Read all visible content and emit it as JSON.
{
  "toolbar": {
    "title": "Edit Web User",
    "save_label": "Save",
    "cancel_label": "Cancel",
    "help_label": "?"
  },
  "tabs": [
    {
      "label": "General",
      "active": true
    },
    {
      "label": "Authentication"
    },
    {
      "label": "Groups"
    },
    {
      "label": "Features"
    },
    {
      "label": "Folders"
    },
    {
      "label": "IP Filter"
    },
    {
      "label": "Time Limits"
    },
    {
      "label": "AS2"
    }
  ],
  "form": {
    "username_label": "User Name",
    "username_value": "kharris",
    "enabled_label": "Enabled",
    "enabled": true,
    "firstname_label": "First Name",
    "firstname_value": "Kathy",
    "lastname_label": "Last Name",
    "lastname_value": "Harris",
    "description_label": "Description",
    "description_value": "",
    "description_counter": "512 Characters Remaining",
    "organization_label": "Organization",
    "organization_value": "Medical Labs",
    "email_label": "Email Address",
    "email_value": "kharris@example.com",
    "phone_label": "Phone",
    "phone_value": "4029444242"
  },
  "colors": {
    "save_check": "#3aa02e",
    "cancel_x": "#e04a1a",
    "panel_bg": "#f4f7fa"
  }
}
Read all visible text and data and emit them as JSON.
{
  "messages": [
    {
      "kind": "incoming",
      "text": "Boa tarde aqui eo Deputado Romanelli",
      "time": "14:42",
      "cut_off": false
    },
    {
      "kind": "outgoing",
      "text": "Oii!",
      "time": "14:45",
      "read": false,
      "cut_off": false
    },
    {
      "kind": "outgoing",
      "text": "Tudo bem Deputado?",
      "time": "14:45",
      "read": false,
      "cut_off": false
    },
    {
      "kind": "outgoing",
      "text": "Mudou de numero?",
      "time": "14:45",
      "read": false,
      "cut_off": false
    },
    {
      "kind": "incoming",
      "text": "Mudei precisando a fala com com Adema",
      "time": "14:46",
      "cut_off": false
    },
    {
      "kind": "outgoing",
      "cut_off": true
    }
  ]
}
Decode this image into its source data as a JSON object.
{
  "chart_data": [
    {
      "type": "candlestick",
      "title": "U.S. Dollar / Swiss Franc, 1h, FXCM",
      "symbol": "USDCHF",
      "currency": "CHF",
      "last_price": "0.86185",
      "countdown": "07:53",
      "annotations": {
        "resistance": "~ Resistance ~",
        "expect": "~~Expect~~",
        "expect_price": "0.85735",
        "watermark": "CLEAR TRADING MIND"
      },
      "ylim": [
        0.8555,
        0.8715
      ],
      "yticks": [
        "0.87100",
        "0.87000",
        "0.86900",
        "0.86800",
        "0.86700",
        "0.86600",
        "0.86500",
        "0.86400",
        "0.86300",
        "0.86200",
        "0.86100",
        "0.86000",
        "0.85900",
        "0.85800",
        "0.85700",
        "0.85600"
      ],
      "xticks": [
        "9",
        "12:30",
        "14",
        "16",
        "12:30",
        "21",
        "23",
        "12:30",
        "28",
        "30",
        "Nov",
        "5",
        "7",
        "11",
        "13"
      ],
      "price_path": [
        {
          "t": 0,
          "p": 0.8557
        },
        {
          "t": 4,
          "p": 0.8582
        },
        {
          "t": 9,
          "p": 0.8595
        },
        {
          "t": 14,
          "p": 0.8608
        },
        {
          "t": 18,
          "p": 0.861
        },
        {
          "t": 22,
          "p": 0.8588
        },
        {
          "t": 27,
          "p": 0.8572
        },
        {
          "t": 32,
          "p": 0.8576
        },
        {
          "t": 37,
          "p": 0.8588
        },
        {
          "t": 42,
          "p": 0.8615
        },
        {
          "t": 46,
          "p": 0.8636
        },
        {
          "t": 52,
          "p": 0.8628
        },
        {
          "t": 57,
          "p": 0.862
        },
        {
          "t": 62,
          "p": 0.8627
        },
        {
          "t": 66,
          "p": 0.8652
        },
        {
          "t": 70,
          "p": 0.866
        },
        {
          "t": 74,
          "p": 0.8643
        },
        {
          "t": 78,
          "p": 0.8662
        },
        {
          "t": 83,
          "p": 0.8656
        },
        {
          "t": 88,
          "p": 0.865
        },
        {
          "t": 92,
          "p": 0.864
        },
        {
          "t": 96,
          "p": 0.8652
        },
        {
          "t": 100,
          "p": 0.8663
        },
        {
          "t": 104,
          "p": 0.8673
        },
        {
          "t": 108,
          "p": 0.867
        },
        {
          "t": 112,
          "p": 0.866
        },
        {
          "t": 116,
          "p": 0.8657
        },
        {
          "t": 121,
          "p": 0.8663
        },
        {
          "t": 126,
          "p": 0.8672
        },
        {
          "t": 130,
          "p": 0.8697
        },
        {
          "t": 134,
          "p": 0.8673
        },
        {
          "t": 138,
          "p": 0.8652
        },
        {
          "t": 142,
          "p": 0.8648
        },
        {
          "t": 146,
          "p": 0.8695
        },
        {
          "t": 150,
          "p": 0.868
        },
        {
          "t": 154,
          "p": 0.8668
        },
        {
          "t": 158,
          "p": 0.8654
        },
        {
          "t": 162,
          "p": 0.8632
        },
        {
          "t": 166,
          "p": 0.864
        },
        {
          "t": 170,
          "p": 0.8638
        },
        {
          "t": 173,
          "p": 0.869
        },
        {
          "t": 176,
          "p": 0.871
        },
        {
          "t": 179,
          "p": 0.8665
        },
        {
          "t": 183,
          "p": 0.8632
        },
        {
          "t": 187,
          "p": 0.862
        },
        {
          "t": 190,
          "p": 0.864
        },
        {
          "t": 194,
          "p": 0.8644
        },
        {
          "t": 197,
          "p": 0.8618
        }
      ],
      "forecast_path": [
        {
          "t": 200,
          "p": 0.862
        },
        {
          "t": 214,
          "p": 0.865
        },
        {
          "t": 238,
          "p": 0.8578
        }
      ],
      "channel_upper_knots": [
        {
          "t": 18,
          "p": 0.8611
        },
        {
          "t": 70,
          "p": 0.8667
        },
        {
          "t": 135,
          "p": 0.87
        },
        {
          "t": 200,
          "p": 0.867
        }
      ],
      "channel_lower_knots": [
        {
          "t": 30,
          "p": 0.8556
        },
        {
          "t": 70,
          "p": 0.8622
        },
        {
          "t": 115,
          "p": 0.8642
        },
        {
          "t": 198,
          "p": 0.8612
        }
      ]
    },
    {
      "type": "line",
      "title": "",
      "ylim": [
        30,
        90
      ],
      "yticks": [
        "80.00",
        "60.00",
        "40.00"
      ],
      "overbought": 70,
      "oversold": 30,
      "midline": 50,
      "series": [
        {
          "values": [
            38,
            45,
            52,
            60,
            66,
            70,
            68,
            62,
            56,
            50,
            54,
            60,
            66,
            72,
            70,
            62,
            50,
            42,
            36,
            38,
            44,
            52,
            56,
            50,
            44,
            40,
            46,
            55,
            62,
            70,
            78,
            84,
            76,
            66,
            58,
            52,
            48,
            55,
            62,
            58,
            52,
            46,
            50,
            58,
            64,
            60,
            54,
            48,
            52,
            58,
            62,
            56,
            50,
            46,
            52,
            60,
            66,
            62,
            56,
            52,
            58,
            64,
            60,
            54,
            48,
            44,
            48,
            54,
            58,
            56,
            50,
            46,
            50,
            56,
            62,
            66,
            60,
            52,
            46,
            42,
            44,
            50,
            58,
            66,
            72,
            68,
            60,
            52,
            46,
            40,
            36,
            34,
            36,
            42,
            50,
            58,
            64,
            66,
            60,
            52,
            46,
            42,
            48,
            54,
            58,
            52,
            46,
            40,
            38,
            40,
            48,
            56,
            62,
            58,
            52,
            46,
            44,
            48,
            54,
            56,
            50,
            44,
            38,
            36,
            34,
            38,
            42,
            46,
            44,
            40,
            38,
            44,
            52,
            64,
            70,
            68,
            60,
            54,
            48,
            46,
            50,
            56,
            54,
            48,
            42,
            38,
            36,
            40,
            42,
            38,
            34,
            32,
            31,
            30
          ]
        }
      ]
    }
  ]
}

■ **Your objective**
Pull out each line holding the string "emit".

■ **Full response**
Read all visible content and emit it as JSON.
Read all visible text and data and emit them as JSON.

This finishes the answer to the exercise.